TASK TO COMPLETE:
In the entries below, find each line bearing the string "time" and copy it.

* * *

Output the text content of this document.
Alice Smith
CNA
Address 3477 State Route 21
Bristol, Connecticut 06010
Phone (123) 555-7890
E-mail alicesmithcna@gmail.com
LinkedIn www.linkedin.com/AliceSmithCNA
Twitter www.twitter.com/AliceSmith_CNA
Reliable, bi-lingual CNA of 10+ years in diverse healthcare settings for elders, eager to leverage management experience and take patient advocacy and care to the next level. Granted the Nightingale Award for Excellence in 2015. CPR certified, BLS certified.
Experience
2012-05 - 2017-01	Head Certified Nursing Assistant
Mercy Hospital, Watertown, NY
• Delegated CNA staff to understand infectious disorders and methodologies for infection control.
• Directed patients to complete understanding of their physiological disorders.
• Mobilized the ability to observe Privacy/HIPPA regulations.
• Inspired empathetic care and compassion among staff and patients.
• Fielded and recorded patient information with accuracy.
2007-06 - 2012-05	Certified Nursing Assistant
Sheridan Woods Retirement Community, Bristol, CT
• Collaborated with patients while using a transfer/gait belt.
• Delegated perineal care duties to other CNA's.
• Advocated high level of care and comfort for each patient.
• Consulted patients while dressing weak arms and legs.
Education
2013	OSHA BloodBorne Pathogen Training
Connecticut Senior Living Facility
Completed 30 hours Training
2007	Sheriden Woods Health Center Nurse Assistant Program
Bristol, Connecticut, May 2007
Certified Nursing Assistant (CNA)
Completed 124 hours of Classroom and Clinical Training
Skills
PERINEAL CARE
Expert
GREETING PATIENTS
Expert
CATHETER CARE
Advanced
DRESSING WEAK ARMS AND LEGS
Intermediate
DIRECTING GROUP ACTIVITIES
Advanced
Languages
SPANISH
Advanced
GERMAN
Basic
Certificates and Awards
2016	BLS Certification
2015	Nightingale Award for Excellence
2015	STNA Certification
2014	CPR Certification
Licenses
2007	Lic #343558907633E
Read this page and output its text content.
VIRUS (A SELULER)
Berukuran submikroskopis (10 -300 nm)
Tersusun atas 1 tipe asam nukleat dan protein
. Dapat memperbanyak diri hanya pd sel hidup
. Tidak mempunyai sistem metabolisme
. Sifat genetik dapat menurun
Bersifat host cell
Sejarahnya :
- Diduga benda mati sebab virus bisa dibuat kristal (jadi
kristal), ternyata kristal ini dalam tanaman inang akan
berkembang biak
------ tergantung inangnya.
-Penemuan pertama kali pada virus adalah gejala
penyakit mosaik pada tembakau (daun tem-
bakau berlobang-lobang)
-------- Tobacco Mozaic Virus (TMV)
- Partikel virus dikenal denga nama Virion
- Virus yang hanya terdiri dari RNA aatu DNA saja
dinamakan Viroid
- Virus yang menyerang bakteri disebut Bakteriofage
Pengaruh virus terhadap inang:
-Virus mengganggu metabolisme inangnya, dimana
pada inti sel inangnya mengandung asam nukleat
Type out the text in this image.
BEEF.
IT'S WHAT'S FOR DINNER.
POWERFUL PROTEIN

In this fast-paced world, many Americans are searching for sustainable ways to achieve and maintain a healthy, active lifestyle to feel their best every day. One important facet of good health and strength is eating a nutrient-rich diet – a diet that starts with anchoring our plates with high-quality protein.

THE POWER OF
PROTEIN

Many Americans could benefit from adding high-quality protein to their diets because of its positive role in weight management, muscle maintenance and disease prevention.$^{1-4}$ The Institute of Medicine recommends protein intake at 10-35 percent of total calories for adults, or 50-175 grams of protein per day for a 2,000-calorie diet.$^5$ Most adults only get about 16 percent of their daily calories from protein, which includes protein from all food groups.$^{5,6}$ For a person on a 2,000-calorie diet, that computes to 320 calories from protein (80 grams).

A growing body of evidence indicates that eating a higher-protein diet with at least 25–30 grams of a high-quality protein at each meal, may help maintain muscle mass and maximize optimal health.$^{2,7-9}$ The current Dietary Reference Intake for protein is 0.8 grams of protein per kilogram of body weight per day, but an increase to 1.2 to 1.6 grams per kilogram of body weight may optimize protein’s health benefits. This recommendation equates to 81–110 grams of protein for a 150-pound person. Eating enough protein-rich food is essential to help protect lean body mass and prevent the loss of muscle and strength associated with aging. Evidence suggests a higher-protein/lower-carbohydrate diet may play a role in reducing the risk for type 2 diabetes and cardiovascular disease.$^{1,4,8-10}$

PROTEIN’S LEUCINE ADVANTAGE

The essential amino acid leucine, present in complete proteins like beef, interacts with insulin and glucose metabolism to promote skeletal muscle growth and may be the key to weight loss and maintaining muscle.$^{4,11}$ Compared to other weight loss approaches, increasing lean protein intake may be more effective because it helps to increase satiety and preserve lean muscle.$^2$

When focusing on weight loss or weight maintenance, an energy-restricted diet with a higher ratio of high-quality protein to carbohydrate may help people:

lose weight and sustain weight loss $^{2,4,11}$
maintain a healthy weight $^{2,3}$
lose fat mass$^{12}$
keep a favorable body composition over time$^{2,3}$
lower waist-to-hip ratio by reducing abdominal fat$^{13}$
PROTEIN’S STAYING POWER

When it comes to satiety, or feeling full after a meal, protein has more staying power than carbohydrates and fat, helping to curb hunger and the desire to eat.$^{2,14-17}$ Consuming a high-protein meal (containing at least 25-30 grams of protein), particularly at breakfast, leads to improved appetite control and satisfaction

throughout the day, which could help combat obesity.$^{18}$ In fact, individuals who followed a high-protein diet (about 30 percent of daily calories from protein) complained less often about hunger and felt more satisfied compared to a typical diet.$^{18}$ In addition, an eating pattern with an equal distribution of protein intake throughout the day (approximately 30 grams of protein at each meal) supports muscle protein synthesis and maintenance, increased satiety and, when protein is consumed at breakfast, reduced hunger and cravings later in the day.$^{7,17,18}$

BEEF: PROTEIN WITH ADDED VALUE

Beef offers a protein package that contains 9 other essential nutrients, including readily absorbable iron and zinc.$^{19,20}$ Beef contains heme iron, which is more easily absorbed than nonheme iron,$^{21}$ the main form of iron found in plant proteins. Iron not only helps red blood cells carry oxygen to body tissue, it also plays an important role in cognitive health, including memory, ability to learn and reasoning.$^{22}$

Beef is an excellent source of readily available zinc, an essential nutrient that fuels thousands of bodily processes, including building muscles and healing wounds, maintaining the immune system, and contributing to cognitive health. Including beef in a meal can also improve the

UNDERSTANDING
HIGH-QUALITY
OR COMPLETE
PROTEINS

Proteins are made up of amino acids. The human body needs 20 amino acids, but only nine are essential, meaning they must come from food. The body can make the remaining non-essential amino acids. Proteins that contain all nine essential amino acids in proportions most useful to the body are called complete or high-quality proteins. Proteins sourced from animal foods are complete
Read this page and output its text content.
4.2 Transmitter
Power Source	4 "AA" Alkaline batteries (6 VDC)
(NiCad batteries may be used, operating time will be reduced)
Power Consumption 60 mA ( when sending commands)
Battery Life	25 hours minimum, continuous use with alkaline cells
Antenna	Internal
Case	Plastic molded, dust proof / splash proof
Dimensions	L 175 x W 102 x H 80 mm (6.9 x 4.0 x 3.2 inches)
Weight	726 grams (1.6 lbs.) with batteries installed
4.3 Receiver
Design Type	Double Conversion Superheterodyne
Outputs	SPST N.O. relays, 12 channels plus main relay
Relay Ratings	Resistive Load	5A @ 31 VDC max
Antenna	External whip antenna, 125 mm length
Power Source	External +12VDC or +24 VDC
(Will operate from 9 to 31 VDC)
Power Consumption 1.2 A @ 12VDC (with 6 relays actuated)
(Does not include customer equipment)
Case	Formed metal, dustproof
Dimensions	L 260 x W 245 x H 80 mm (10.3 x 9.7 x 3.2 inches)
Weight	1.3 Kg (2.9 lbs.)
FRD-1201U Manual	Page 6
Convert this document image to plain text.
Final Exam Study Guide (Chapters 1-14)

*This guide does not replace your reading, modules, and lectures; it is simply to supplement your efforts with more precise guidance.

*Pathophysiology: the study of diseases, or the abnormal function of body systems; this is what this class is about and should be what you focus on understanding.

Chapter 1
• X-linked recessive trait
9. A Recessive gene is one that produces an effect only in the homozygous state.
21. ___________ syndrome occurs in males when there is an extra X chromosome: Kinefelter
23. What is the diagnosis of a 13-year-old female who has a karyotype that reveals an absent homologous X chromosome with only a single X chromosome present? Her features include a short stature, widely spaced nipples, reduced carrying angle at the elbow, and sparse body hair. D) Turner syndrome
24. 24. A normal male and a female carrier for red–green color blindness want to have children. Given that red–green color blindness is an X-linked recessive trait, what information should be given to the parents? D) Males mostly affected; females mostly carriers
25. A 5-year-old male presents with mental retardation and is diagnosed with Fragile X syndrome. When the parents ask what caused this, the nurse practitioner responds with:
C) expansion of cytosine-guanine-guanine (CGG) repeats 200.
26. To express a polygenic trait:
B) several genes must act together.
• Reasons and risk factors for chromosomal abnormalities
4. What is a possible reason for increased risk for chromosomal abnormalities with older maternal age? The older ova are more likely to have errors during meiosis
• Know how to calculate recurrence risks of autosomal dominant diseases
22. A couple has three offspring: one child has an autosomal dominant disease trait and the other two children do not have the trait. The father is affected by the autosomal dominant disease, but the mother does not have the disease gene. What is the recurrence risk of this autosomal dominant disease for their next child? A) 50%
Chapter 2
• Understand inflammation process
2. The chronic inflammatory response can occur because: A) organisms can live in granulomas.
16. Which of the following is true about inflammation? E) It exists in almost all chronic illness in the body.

* * *

THE ANSWER:
keep a favorable body composition over time$^{2,3}$
(NiCad batteries may be used, operating time will be reduced)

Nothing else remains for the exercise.